Dataset items
########################################

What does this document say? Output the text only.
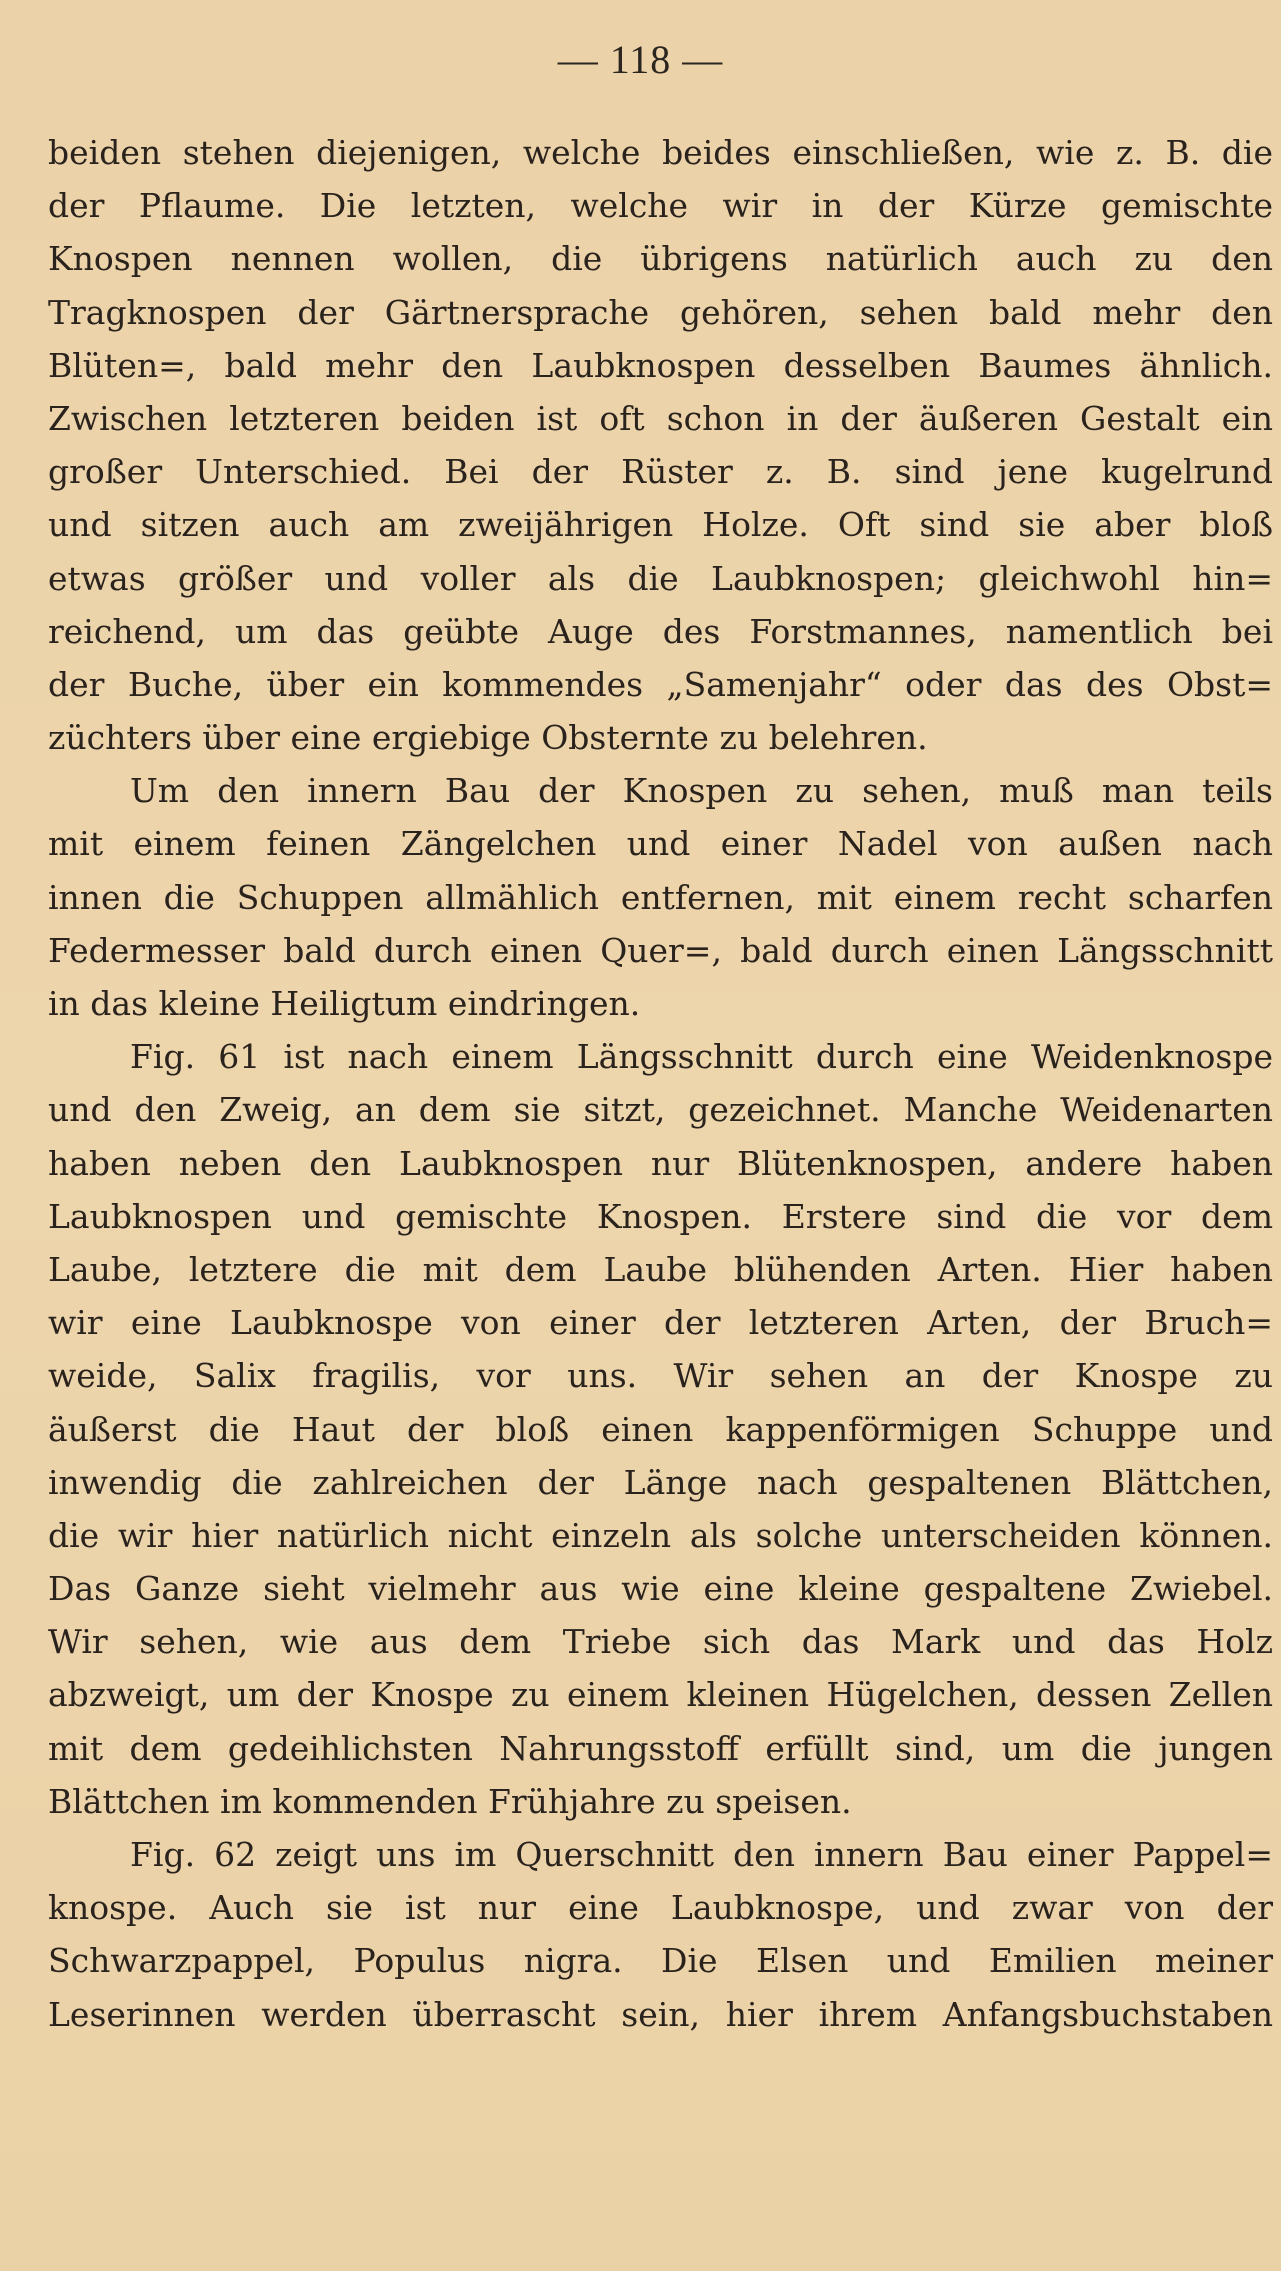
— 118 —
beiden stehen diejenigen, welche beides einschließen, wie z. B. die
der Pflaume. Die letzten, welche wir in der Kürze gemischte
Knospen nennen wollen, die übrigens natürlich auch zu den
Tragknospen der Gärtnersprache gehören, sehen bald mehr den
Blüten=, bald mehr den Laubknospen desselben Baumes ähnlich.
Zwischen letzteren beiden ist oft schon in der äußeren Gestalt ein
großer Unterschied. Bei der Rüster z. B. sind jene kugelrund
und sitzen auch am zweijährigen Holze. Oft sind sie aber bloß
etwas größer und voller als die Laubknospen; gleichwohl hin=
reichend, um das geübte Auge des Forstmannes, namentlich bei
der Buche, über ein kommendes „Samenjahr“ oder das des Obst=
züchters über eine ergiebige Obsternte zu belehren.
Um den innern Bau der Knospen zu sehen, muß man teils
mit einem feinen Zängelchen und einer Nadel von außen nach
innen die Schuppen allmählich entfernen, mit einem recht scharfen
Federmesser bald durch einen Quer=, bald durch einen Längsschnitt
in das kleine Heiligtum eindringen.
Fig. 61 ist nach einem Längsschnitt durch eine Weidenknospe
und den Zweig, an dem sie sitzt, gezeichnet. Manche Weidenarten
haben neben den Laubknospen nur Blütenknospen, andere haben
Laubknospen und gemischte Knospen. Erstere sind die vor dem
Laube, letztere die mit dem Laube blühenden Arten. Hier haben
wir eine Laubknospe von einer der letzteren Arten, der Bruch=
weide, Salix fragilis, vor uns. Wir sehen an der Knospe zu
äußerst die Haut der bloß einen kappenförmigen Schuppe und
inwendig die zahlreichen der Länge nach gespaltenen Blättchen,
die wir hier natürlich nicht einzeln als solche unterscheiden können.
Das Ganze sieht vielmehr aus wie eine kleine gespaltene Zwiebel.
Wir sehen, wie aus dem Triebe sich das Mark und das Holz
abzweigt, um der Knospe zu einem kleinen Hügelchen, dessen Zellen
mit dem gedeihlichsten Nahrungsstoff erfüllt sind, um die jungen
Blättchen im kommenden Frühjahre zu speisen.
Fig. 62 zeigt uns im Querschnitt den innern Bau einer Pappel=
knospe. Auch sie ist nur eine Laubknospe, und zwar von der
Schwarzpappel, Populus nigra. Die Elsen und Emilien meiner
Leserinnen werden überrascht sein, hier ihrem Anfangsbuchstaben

########################################

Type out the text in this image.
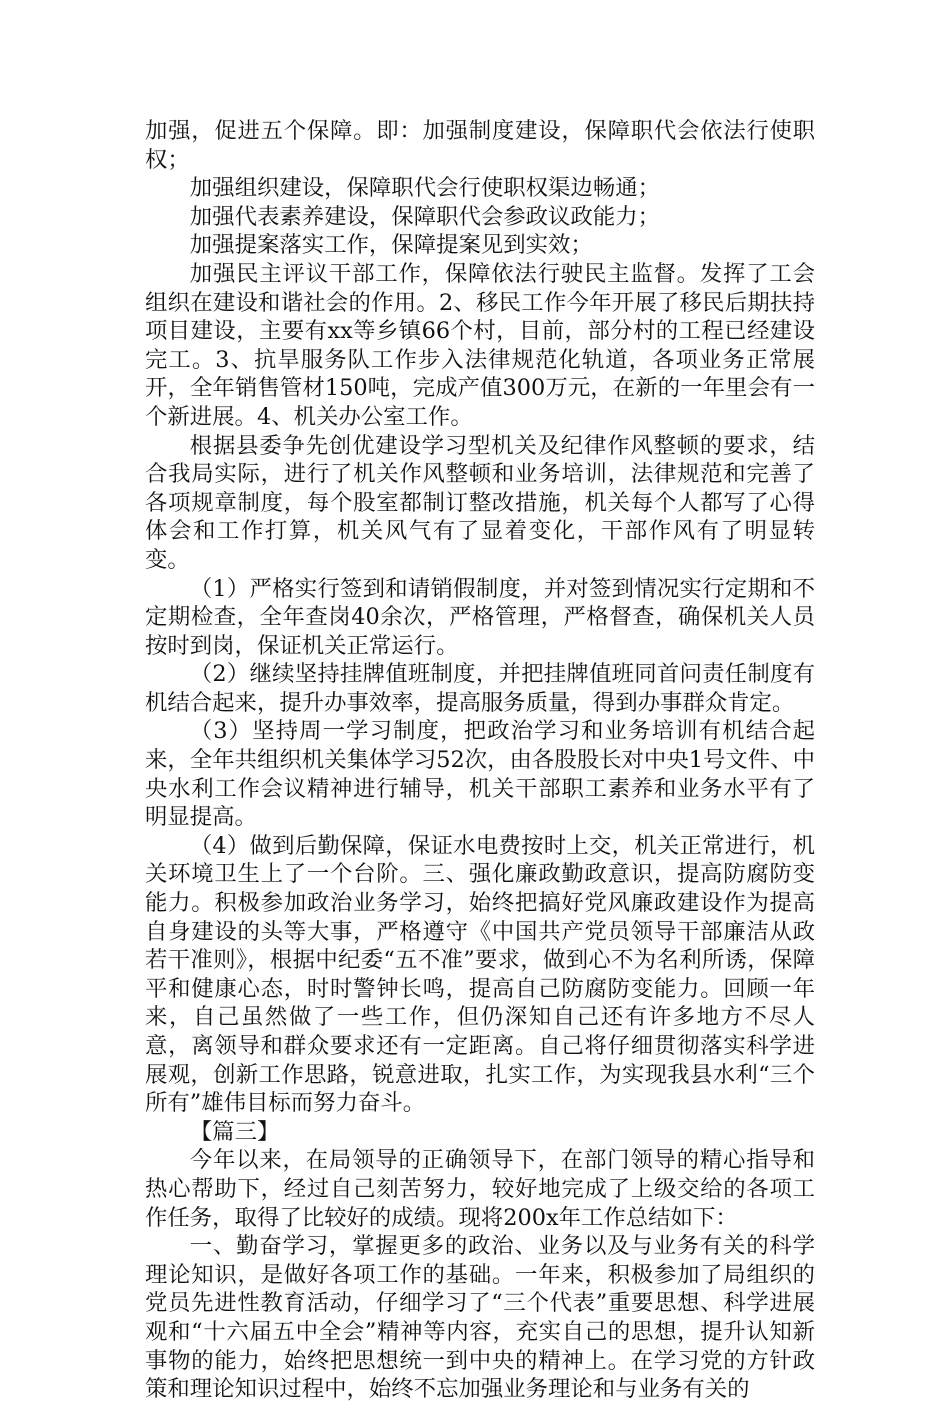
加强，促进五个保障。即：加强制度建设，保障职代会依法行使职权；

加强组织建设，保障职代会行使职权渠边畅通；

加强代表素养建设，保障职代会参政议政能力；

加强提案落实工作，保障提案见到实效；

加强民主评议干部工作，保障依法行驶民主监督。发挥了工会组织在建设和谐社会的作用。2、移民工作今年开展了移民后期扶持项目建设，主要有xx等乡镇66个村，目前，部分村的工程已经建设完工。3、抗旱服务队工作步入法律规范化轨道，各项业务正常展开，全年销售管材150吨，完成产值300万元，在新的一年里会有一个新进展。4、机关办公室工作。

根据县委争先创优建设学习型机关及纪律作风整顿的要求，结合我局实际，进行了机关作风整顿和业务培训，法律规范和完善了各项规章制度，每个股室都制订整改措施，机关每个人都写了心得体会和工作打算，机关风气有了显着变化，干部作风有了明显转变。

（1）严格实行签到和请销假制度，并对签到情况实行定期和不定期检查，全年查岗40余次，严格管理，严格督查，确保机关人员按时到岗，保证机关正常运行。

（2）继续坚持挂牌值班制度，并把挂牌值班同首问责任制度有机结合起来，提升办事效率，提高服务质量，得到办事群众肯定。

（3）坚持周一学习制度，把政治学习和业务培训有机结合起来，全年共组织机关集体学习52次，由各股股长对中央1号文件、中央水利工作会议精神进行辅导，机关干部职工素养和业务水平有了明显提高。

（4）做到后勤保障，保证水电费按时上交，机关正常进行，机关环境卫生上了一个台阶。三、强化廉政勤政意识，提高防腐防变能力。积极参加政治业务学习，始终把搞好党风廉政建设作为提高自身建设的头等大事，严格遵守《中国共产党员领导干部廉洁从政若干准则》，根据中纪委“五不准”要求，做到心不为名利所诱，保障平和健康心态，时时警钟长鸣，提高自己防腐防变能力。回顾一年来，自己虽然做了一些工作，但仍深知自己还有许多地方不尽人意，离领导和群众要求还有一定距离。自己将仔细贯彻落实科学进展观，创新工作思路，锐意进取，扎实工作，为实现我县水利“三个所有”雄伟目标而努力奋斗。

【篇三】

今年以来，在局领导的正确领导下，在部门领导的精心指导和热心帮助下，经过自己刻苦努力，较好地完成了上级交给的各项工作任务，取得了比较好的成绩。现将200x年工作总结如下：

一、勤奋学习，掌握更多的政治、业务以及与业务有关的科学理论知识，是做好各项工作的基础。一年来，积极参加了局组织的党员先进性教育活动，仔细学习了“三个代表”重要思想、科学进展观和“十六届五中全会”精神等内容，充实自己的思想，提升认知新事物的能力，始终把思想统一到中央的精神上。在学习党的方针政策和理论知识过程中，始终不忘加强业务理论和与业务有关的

########################################

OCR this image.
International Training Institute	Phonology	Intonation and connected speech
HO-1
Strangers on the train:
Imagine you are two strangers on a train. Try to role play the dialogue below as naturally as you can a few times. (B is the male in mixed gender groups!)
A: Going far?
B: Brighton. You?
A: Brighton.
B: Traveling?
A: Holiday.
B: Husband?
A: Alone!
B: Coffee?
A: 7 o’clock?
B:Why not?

########################################

WRITTEN TASK »
Show the lines of the records that contain the word "image".

TASK RESPONSE »
Type out the text in this image.
OCR this image.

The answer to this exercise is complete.